◆ Written instruction ◆
Return each line that holds the word "traukės".
§
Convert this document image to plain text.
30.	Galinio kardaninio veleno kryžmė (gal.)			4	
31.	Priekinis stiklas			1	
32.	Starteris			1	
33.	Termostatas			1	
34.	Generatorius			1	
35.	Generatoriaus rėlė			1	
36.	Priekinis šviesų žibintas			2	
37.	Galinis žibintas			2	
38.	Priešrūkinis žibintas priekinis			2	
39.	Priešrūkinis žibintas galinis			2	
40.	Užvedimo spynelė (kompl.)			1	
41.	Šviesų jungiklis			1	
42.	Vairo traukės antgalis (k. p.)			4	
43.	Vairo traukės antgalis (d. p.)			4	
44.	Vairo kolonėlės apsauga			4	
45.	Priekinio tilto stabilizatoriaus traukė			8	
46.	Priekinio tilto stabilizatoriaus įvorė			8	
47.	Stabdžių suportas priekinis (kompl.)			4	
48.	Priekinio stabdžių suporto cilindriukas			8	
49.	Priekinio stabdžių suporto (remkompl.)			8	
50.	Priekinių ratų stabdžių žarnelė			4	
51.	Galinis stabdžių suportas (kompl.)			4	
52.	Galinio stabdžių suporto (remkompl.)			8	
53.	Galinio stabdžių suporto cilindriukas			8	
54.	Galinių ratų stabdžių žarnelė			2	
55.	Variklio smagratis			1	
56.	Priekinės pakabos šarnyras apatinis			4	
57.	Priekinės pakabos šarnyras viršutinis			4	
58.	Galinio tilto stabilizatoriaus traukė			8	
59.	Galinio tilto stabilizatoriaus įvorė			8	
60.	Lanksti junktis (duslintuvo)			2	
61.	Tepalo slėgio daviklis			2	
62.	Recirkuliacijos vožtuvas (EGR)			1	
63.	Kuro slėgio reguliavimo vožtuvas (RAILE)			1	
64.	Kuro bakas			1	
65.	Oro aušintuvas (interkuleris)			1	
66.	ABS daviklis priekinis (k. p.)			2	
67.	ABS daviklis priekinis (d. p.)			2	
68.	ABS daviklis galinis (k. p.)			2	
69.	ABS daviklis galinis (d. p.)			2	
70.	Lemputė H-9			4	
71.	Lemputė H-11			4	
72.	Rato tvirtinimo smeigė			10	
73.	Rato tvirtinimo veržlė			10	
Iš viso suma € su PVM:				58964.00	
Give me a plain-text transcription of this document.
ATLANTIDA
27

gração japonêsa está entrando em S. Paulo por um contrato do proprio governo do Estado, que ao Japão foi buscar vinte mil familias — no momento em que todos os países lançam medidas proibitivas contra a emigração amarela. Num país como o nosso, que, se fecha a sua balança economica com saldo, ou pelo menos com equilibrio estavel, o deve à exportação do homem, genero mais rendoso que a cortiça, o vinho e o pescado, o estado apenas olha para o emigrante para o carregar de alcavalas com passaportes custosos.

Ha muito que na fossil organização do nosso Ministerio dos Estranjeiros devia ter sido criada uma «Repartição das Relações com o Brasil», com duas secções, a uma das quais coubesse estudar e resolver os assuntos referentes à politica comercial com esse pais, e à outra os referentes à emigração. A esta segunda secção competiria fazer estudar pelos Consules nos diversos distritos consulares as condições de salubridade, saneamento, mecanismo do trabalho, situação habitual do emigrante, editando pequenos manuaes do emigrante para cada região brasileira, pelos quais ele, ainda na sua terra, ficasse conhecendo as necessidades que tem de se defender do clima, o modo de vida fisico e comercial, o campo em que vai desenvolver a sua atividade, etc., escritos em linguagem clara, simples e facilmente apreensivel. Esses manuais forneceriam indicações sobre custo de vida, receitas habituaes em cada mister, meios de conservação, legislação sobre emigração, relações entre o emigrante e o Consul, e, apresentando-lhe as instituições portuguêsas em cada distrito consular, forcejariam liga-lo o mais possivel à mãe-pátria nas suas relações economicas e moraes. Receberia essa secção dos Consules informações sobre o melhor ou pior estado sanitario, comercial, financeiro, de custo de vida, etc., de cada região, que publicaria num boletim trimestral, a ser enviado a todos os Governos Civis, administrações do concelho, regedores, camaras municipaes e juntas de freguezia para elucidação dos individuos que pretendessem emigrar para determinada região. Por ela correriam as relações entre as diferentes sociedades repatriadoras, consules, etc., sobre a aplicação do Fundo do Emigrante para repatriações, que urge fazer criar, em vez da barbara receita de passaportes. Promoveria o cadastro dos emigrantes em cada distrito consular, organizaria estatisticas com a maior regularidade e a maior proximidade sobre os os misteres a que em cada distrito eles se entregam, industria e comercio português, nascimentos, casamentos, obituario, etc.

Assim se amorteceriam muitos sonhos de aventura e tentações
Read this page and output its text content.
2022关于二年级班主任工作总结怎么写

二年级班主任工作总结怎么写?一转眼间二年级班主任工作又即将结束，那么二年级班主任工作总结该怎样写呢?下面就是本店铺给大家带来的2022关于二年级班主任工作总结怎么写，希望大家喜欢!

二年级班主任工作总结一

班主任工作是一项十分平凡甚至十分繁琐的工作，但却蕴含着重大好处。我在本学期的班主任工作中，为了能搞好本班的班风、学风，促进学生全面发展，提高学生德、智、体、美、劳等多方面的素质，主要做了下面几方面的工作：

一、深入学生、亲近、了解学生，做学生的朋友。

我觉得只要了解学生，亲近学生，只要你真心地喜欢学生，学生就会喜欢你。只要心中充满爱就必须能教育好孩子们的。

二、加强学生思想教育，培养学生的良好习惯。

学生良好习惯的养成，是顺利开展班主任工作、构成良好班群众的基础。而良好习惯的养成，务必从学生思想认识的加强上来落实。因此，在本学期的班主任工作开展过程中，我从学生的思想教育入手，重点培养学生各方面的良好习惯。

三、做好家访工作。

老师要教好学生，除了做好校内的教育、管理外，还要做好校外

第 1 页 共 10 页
§
◆ Exercise result ◆
42.	Vairo traukės antgalis (k. p.)			4	
43.	Vairo traukės antgalis (d. p.)			4	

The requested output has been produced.